[WRITTEN PROBLEM]:
Give the number of lines in the records below that include "visages", and nothing more.
-- BEGIN --
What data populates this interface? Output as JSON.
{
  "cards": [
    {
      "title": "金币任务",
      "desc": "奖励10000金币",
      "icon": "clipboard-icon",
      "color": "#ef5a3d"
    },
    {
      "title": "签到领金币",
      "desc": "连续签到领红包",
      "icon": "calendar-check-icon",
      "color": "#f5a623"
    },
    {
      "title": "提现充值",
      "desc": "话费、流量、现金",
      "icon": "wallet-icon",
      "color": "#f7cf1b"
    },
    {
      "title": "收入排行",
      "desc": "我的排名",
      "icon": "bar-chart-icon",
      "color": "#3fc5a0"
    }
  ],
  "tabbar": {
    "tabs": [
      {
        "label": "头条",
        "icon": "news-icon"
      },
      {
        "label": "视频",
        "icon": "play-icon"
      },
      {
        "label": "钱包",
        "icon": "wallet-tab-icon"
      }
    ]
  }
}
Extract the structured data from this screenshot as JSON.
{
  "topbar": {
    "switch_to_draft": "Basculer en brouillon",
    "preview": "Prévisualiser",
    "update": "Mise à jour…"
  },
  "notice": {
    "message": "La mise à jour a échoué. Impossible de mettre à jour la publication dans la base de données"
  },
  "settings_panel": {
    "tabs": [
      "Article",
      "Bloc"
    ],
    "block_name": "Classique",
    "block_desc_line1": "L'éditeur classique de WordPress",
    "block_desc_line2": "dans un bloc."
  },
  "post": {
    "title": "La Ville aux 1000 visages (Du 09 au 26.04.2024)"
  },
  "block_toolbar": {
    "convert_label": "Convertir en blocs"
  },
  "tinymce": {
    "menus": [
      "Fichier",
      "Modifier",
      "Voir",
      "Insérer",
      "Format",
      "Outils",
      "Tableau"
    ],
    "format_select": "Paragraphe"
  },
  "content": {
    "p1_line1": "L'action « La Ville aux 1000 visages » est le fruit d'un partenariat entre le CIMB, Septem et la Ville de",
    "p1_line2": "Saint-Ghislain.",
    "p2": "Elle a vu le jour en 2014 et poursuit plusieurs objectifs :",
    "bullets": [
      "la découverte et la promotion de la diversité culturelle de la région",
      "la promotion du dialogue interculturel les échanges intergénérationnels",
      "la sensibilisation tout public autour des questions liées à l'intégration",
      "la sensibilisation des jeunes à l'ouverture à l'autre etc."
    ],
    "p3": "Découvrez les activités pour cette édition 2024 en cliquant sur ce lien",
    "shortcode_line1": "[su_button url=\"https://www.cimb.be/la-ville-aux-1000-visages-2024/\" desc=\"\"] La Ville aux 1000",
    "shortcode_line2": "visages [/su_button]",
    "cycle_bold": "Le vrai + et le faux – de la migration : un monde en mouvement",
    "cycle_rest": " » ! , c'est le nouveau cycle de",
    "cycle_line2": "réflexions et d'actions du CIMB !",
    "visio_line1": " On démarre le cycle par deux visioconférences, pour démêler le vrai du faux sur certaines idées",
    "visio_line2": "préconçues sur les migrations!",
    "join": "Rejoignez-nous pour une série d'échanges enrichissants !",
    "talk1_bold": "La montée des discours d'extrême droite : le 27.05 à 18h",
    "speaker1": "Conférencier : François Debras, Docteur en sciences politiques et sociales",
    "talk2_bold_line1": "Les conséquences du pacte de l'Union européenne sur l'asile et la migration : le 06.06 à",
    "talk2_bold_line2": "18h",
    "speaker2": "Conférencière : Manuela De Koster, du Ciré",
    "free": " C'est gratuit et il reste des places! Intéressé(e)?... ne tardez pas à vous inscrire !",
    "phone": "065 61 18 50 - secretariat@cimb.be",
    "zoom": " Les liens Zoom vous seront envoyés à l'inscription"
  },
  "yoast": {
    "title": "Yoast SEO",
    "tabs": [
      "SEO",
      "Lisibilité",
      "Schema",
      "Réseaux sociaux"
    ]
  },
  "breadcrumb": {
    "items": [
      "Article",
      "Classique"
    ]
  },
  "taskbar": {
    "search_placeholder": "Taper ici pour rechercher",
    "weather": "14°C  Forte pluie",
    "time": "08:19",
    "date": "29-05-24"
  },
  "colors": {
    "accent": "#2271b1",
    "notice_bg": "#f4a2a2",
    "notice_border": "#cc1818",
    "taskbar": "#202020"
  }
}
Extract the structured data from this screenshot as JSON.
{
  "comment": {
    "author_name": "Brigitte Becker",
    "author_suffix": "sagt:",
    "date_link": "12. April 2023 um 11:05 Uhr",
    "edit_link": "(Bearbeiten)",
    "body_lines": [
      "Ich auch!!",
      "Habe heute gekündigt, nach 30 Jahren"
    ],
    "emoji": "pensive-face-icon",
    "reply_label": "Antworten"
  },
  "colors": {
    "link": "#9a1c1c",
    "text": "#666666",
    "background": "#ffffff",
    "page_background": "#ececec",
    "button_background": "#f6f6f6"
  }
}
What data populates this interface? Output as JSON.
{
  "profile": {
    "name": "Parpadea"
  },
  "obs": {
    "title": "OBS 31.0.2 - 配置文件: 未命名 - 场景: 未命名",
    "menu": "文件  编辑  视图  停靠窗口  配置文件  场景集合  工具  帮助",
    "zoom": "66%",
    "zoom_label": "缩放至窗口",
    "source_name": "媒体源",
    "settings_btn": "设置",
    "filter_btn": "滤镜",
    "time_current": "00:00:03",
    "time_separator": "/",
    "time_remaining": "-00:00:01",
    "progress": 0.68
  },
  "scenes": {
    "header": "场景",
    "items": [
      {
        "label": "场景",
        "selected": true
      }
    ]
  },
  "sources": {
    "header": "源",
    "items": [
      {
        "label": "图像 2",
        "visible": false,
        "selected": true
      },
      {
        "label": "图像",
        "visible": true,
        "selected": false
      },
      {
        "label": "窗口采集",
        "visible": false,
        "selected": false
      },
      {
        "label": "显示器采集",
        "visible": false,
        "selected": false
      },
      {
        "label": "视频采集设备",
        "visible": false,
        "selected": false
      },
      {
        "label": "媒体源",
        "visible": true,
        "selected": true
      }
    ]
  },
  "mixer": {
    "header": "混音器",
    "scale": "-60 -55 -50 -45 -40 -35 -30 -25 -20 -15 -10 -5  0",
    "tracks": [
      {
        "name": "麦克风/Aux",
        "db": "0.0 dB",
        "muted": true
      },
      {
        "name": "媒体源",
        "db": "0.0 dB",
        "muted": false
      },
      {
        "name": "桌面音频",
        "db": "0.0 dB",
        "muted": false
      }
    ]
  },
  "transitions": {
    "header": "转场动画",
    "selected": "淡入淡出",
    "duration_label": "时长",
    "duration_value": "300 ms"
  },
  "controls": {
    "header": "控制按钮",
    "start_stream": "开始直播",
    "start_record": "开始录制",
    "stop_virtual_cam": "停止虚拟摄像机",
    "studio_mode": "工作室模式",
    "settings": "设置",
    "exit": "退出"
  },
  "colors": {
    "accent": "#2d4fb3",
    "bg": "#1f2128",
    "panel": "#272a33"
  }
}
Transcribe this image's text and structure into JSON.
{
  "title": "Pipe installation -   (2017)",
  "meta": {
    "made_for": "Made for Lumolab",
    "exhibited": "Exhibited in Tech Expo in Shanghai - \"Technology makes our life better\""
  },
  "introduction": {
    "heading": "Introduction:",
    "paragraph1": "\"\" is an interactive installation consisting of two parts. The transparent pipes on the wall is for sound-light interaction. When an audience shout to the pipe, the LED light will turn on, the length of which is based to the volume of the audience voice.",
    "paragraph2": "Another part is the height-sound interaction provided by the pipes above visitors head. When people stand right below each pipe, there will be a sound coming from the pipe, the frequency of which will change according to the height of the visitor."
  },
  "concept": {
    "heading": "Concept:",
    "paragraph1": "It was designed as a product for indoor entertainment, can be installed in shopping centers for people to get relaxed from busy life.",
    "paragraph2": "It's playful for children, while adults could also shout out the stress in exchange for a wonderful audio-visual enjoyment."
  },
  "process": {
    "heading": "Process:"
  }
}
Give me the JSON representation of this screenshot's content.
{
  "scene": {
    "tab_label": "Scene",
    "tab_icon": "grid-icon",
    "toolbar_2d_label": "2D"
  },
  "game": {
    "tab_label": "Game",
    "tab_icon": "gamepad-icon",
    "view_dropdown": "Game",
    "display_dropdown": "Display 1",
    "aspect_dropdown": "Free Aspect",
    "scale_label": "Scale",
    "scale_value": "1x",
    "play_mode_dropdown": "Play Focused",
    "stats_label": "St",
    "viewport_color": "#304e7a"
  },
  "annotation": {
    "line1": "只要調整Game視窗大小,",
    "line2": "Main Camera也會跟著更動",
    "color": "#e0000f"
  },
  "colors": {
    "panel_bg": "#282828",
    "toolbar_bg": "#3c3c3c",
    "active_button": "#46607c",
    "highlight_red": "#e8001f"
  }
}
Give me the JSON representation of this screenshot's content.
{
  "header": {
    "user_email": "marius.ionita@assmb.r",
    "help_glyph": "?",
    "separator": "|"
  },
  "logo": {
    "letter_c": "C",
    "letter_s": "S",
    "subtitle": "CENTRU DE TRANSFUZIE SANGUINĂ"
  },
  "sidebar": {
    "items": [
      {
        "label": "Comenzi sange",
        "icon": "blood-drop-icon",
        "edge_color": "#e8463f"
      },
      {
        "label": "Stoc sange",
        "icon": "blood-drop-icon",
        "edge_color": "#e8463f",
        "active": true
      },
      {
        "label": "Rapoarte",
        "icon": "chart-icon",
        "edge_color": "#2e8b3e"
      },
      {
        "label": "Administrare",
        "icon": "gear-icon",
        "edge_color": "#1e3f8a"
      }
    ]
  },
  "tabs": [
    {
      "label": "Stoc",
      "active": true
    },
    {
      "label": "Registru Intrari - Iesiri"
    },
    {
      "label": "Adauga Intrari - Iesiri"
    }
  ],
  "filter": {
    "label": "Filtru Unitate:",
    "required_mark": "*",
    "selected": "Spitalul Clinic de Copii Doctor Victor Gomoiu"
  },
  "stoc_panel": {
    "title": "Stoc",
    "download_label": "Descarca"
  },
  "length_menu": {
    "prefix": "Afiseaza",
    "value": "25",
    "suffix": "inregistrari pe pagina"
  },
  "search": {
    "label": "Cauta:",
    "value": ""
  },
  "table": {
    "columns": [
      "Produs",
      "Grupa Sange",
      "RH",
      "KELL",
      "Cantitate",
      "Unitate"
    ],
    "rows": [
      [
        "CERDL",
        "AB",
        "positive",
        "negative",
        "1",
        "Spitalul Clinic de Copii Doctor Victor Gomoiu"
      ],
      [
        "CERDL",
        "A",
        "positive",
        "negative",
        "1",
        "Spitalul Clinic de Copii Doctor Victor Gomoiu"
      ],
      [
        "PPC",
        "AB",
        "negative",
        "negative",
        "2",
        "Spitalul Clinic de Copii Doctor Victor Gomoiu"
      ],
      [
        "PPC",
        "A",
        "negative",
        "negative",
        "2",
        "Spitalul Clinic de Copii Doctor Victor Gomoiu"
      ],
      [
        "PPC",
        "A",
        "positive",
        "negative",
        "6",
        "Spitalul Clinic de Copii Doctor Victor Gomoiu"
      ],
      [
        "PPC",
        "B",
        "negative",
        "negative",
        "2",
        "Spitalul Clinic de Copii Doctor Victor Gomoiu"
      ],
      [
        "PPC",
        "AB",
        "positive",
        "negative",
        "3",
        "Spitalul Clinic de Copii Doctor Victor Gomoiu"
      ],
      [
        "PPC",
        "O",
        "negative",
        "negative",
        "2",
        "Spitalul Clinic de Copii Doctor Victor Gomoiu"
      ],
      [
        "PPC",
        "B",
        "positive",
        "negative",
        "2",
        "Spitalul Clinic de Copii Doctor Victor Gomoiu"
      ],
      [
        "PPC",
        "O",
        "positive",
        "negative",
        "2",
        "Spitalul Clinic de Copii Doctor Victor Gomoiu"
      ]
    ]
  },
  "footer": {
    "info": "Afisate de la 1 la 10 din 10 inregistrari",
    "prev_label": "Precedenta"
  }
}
-- END --
[RESULT]:
4